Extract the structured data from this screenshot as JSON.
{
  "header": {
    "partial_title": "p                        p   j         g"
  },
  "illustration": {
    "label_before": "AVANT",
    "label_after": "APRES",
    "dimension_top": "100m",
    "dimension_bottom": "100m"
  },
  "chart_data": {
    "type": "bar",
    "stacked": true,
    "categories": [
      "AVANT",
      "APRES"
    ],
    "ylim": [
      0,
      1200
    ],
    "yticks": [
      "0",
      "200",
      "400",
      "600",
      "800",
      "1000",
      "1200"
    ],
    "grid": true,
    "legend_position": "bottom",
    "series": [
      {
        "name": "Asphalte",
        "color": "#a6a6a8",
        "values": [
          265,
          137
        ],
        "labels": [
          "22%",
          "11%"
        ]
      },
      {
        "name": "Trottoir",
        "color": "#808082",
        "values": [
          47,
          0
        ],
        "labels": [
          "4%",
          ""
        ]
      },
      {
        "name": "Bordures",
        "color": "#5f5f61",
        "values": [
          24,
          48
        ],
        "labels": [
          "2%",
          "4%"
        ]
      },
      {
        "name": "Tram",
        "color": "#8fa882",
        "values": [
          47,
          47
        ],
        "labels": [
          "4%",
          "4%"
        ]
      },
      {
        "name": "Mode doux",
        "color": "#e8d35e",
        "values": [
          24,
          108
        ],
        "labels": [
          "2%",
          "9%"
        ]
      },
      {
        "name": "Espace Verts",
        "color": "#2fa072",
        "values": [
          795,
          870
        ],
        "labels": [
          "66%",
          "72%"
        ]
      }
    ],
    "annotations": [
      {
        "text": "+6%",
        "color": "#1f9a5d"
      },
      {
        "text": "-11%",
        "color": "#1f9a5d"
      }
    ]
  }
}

━━━━━━━━━━

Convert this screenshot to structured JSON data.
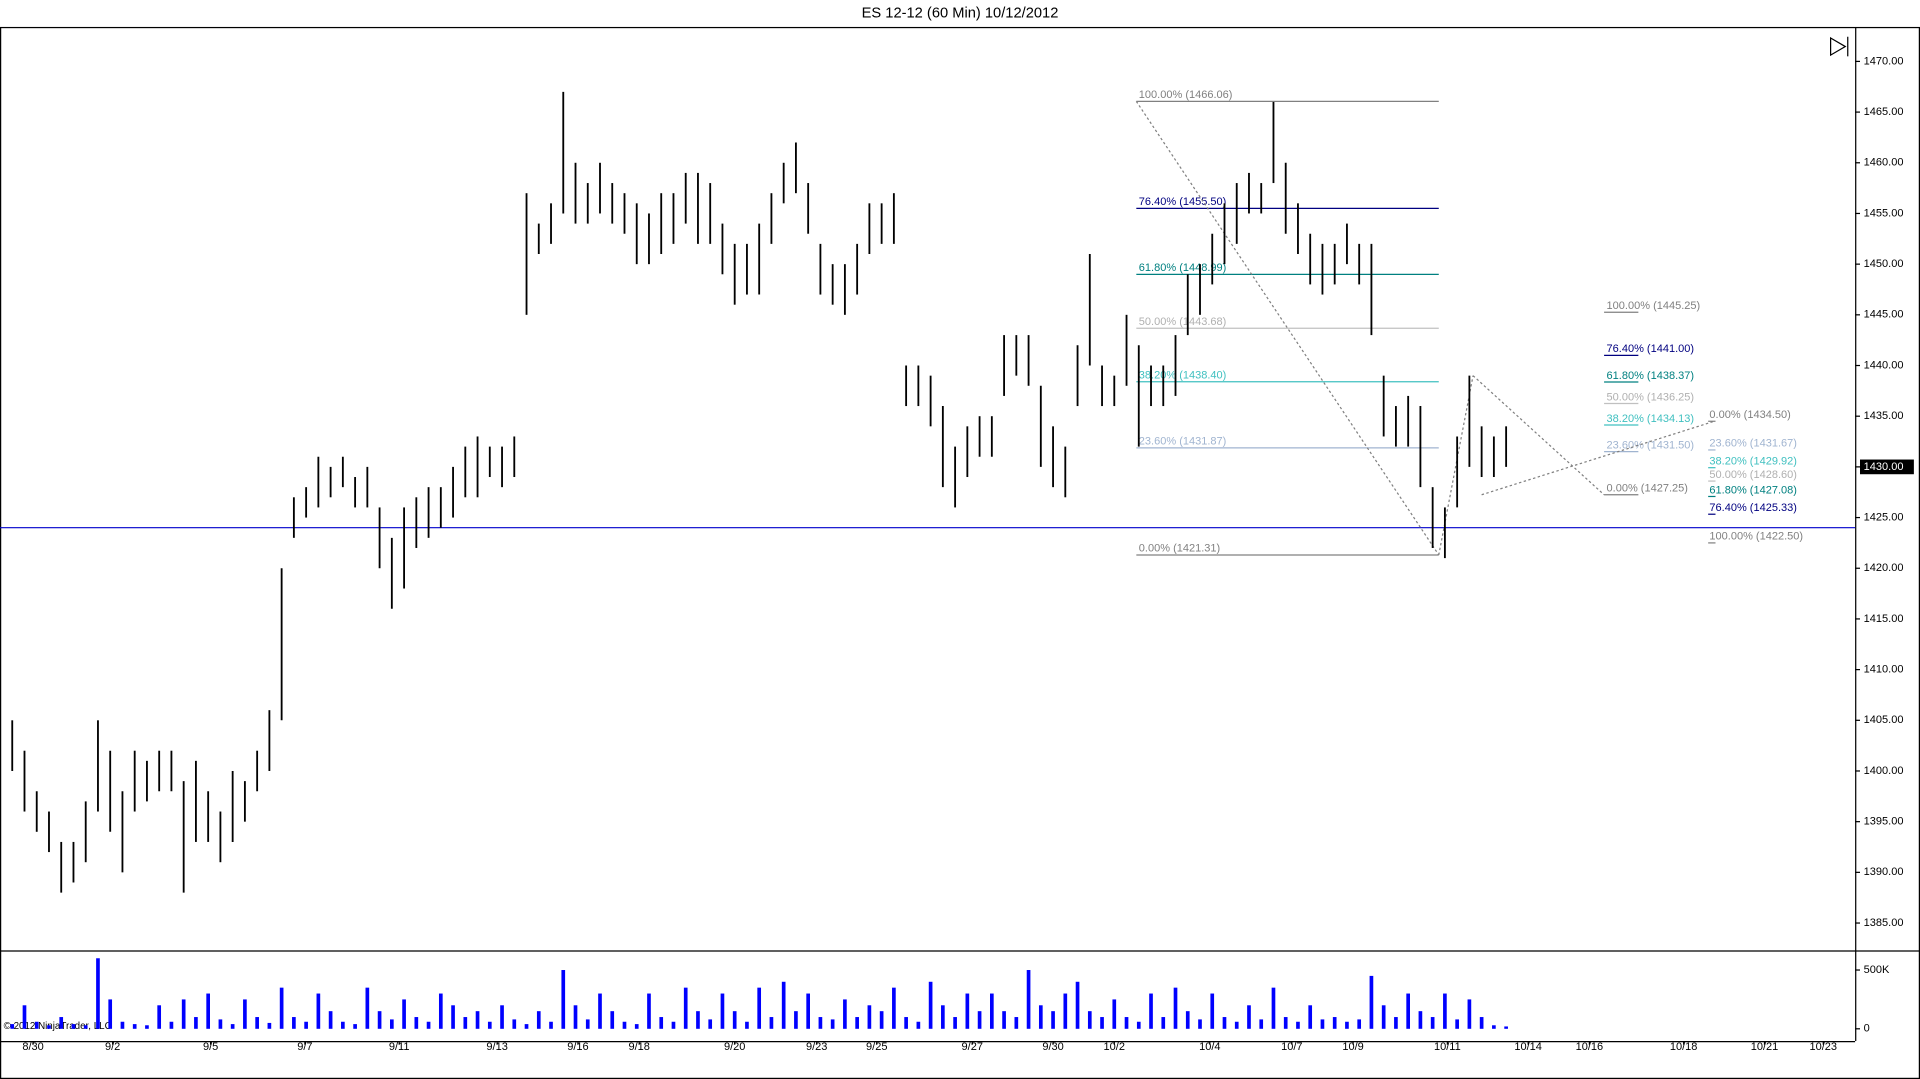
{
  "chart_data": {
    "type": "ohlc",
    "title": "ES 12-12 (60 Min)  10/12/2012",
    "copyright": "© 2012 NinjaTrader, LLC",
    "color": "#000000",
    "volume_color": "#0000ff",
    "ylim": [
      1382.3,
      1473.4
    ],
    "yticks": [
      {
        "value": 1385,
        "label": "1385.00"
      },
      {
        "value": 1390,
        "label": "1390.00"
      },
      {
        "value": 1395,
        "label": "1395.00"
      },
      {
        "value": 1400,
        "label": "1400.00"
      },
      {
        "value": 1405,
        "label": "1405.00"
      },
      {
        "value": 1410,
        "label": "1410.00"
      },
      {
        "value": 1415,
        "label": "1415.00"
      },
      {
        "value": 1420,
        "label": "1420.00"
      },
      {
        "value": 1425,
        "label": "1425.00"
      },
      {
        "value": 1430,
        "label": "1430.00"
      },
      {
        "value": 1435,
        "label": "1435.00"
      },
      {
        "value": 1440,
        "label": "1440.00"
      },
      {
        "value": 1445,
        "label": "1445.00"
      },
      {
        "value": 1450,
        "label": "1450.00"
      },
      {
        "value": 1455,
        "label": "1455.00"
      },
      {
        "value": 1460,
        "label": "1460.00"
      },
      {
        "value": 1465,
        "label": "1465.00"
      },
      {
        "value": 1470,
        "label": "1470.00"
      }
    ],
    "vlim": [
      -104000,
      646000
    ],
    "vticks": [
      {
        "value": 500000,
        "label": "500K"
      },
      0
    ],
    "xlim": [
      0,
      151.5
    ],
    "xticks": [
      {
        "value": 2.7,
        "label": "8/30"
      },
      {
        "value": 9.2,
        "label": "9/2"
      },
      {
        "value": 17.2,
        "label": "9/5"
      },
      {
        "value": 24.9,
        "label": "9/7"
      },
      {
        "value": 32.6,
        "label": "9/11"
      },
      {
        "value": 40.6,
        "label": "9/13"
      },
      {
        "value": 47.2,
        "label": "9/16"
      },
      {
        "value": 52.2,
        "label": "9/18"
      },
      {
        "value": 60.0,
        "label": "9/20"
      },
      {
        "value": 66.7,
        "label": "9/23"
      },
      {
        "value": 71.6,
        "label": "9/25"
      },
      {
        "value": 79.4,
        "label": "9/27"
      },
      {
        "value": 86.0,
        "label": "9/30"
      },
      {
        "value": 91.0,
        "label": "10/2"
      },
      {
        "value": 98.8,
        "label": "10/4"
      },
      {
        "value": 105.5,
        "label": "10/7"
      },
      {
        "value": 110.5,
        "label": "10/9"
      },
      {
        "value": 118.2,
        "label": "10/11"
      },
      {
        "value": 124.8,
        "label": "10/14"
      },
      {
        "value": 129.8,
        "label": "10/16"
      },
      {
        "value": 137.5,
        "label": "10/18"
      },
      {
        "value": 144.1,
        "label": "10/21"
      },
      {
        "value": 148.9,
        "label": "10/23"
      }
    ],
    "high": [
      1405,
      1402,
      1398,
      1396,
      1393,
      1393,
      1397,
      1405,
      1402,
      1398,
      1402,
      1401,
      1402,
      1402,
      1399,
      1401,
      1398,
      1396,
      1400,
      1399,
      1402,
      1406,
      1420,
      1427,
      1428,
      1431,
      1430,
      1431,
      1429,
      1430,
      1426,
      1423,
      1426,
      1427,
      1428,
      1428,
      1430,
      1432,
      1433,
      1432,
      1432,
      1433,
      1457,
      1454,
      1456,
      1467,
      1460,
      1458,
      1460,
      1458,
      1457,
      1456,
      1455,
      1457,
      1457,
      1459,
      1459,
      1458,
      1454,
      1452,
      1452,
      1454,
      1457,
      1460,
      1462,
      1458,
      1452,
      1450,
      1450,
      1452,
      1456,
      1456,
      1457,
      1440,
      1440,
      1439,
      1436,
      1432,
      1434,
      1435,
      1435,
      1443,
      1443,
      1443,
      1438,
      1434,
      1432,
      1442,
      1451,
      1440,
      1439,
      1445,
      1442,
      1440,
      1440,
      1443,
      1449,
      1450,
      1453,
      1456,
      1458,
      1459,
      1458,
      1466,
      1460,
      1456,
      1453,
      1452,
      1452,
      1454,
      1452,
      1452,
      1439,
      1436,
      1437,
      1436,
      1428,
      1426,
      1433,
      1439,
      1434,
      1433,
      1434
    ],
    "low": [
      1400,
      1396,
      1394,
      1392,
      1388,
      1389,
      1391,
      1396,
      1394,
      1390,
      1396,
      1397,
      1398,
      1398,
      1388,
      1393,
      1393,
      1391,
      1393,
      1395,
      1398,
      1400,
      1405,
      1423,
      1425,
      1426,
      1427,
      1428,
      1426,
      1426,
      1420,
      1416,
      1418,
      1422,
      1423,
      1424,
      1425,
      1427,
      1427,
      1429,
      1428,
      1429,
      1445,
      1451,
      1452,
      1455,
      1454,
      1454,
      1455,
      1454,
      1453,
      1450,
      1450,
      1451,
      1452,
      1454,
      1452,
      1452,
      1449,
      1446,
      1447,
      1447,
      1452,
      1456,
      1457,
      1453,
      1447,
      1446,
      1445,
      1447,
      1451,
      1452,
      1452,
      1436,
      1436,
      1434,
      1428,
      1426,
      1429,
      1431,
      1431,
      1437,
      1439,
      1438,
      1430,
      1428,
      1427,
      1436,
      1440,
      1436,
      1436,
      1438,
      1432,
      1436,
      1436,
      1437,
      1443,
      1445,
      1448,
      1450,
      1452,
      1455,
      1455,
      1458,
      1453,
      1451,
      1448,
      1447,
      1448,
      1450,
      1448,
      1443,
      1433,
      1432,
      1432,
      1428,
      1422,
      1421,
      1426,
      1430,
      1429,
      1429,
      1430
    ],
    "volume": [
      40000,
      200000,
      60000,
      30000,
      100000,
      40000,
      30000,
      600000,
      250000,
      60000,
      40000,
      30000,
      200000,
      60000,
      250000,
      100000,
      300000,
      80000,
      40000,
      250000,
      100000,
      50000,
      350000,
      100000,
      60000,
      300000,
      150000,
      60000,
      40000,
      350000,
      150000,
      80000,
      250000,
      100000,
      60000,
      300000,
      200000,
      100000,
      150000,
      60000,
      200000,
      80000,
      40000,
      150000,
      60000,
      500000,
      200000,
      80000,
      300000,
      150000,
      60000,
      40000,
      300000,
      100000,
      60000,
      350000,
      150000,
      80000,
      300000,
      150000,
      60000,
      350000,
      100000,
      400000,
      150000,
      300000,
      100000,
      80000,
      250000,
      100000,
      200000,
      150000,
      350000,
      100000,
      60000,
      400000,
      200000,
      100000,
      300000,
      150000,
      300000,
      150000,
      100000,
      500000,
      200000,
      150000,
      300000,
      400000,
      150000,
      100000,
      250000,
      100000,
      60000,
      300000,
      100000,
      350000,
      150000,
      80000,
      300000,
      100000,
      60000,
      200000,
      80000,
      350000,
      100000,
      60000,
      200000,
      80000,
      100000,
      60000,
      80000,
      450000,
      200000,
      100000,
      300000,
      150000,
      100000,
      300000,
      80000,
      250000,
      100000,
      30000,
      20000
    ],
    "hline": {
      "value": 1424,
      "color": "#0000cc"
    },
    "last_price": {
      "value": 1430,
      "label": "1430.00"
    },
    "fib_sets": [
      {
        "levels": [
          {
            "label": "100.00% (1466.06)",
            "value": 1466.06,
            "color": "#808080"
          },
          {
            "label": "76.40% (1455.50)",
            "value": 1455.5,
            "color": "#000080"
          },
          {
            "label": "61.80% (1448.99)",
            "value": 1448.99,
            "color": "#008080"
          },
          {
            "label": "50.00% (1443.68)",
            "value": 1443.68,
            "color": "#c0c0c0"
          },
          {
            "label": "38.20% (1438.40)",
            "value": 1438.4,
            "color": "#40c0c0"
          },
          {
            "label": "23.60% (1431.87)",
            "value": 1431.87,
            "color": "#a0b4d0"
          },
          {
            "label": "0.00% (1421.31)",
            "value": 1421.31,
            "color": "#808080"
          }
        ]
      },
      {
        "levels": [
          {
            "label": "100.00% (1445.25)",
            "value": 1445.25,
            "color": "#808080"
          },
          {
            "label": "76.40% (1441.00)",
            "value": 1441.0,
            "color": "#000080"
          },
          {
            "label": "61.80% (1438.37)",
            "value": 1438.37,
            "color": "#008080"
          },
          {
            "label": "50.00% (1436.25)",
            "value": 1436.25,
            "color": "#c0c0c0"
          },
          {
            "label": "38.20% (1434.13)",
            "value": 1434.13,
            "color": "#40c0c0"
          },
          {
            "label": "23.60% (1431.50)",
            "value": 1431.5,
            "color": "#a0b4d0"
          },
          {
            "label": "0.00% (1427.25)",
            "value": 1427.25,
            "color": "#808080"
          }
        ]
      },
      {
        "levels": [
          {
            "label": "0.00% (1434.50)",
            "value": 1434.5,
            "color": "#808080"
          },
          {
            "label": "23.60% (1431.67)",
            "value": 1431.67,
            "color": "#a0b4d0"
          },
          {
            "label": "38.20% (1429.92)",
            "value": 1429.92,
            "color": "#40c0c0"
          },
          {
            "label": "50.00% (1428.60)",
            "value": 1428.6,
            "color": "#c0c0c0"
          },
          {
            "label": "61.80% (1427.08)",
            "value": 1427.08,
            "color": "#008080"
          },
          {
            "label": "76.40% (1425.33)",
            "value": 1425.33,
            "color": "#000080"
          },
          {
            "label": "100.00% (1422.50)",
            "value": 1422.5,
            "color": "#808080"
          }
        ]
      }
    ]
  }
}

━━━━━━━━━━

--- REQUIRED WORK ---
Find every line in the listing that holds the string "structured", then say how many there are as a bare number.

--- FINAL ANSWER ---
2